Nothing may be dropped or altered: reproduce all the data.

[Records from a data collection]
┌────────

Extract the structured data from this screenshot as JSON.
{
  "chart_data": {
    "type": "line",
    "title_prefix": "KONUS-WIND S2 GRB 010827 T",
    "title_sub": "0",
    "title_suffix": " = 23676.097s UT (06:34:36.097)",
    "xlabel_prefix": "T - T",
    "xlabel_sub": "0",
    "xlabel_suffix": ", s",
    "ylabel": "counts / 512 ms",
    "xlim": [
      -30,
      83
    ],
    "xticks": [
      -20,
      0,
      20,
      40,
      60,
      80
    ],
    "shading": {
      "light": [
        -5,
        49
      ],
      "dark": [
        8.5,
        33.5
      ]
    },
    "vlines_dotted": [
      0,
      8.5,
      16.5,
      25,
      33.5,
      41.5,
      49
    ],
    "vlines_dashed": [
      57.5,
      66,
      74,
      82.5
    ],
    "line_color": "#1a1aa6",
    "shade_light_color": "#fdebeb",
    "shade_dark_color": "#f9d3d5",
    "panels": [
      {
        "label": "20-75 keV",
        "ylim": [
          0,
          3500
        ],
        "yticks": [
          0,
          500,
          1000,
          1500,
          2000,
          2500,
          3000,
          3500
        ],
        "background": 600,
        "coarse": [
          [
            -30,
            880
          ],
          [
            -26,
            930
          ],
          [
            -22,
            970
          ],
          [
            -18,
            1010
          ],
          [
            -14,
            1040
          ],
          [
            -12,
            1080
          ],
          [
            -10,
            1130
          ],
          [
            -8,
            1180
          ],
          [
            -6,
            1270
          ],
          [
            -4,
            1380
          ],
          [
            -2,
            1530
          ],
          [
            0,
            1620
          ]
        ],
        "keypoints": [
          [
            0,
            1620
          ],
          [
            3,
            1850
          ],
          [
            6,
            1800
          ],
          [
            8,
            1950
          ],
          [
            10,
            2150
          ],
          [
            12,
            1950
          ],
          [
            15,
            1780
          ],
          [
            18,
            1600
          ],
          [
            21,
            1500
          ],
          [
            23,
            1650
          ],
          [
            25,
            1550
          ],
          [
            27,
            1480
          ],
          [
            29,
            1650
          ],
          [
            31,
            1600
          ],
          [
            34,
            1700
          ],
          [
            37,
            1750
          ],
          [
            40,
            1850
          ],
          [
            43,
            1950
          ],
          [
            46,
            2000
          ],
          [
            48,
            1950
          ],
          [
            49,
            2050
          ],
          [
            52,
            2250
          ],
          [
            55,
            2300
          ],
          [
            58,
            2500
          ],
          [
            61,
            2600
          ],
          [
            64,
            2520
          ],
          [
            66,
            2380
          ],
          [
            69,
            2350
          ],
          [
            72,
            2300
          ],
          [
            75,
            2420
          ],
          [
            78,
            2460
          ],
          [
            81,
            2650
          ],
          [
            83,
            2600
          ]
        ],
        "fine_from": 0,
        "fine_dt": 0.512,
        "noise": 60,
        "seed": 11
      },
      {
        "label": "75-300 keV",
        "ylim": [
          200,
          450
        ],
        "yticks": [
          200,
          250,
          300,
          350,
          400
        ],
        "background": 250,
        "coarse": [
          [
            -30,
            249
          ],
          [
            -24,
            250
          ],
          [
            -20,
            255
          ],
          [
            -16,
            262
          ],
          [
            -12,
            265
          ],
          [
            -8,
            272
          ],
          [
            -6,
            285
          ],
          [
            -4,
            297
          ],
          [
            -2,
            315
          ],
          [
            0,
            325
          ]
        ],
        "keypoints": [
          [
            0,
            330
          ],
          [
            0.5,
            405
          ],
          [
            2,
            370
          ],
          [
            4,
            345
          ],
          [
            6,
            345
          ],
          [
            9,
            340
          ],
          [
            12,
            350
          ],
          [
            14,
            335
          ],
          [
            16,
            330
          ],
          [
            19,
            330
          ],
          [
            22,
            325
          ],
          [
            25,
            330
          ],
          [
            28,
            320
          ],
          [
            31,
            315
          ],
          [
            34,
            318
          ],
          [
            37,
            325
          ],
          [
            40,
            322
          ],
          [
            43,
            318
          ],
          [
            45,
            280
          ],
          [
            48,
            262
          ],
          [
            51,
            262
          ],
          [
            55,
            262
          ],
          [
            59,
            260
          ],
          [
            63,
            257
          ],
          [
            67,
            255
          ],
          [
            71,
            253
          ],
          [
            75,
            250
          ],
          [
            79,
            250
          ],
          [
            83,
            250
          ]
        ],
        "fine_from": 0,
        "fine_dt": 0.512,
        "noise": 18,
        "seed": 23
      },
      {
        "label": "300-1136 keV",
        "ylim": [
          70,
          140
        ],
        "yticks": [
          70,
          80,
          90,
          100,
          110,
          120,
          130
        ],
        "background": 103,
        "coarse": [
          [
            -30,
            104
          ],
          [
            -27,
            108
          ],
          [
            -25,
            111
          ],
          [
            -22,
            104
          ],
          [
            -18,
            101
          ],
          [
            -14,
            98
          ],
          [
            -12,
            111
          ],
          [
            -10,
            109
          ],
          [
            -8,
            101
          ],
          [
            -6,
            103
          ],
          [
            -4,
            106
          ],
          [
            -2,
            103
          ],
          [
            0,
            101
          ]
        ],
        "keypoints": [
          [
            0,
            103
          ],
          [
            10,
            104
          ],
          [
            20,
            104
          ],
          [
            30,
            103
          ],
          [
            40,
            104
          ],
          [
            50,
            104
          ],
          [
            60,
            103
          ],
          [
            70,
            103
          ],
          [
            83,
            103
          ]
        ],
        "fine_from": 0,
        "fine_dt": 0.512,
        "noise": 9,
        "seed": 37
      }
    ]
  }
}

└────────

Task response =>
Extract the structured data from this screenshot as JSON.
{
  "chart_data": {
    "type": "line",
    "title_prefix": "KONUS-WIND S2 GRB 010827 T",
    "title_sub": "0",
    "title_suffix": " = 23676.097s UT (06:34:36.097)",
    "xlabel_prefix": "T - T",
    "xlabel_sub": "0",
    "xlabel_suffix": ", s",
    "ylabel": "counts / 512 ms",
    "xlim": [
      -30,
      83
    ],
    "xticks": [
      -20,
      0,
      20,
      40,
      60,
      80
    ],
    "shading": {
      "light": [
        -5,
        49
      ],
      "dark": [
        8.5,
        33.5
      ]
    },
    "vlines_dotted": [
      0,
      8.5,
      16.5,
      25,
      33.5,
      41.5,
      49
    ],
    "vlines_dashed": [
      57.5,
      66,
      74,
      82.5
    ],
    "line_color": "#1a1aa6",
    "shade_light_color": "#fdebeb",
    "shade_dark_color": "#f9d3d5",
    "panels": [
      {
        "label": "20-75 keV",
        "ylim": [
          0,
          3500
        ],
        "yticks": [
          0,
          500,
          1000,
          1500,
          2000,
          2500,
          3000,
          3500
        ],
        "background": 600,
        "coarse": [
          [
            -30,
            880
          ],
          [
            -26,
            930
          ],
          [
            -22,
            970
          ],
          [
            -18,
            1010
          ],
          [
            -14,
            1040
          ],
          [
            -12,
            1080
          ],
          [
            -10,
            1130
          ],
          [
            -8,
            1180
          ],
          [
            -6,
            1270
          ],
          [
            -4,
            1380
          ],
          [
            -2,
            1530
          ],
          [
            0,
            1620
          ]
        ],
        "keypoints": [
          [
            0,
            1620
          ],
          [
            3,
            1850
          ],
          [
            6,
            1800
          ],
          [
            8,
            1950
          ],
          [
            10,
            2150
          ],
          [
            12,
            1950
          ],
          [
            15,
            1780
          ],
          [
            18,
            1600
          ],
          [
            21,
            1500
          ],
          [
            23,
            1650
          ],
          [
            25,
            1550
          ],
          [
            27,
            1480
          ],
          [
            29,
            1650
          ],
          [
            31,
            1600
          ],
          [
            34,
            1700
          ],
          [
            37,
            1750
          ],
          [
            40,
            1850
          ],
          [
            43,
            1950
          ],
          [
            46,
            2000
          ],
          [
            48,
            1950
          ],
          [
            49,
            2050
          ],
          [
            52,
            2250
          ],
          [
            55,
            2300
          ],
          [
            58,
            2500
          ],
          [
            61,
            2600
          ],
          [
            64,
            2520
          ],
          [
            66,
            2380
          ],
          [
            69,
            2350
          ],
          [
            72,
            2300
          ],
          [
            75,
            2420
          ],
          [
            78,
            2460
          ],
          [
            81,
            2650
          ],
          [
            83,
            2600
          ]
        ],
        "fine_from": 0,
        "fine_dt": 0.512,
        "noise": 60,
        "seed": 11
      },
      {
        "label": "75-300 keV",
        "ylim": [
          200,
          450
        ],
        "yticks": [
          200,
          250,
          300,
          350,
          400
        ],
        "background": 250,
        "coarse": [
          [
            -30,
            249
          ],
          [
            -24,
            250
          ],
          [
            -20,
            255
          ],
          [
            -16,
            262
          ],
          [
            -12,
            265
          ],
          [
            -8,
            272
          ],
          [
            -6,
            285
          ],
          [
            -4,
            297
          ],
          [
            -2,
            315
          ],
          [
            0,
            325
          ]
        ],
        "keypoints": [
          [
            0,
            330
          ],
          [
            0.5,
            405
          ],
          [
            2,
            370
          ],
          [
            4,
            345
          ],
          [
            6,
            345
          ],
          [
            9,
            340
          ],
          [
            12,
            350
          ],
          [
            14,
            335
          ],
          [
            16,
            330
          ],
          [
            19,
            330
          ],
          [
            22,
            325
          ],
          [
            25,
            330
          ],
          [
            28,
            320
          ],
          [
            31,
            315
          ],
          [
            34,
            318
          ],
          [
            37,
            325
          ],
          [
            40,
            322
          ],
          [
            43,
            318
          ],
          [
            45,
            280
          ],
          [
            48,
            262
          ],
          [
            51,
            262
          ],
          [
            55,
            262
          ],
          [
            59,
            260
          ],
          [
            63,
            257
          ],
          [
            67,
            255
          ],
          [
            71,
            253
          ],
          [
            75,
            250
          ],
          [
            79,
            250
          ],
          [
            83,
            250
          ]
        ],
        "fine_from": 0,
        "fine_dt": 0.512,
        "noise": 18,
        "seed": 23
      },
      {
        "label": "300-1136 keV",
        "ylim": [
          70,
          140
        ],
        "yticks": [
          70,
          80,
          90,
          100,
          110,
          120,
          130
        ],
        "background": 103,
        "coarse": [
          [
            -30,
            104
          ],
          [
            -27,
            108
          ],
          [
            -25,
            111
          ],
          [
            -22,
            104
          ],
          [
            -18,
            101
          ],
          [
            -14,
            98
          ],
          [
            -12,
            111
          ],
          [
            -10,
            109
          ],
          [
            -8,
            101
          ],
          [
            -6,
            103
          ],
          [
            -4,
            106
          ],
          [
            -2,
            103
          ],
          [
            0,
            101
          ]
        ],
        "keypoints": [
          [
            0,
            103
          ],
          [
            10,
            104
          ],
          [
            20,
            104
          ],
          [
            30,
            103
          ],
          [
            40,
            104
          ],
          [
            50,
            104
          ],
          [
            60,
            103
          ],
          [
            70,
            103
          ],
          [
            83,
            103
          ]
        ],
        "fine_from": 0,
        "fine_dt": 0.512,
        "noise": 9,
        "seed": 37
      }
    ]
  }
}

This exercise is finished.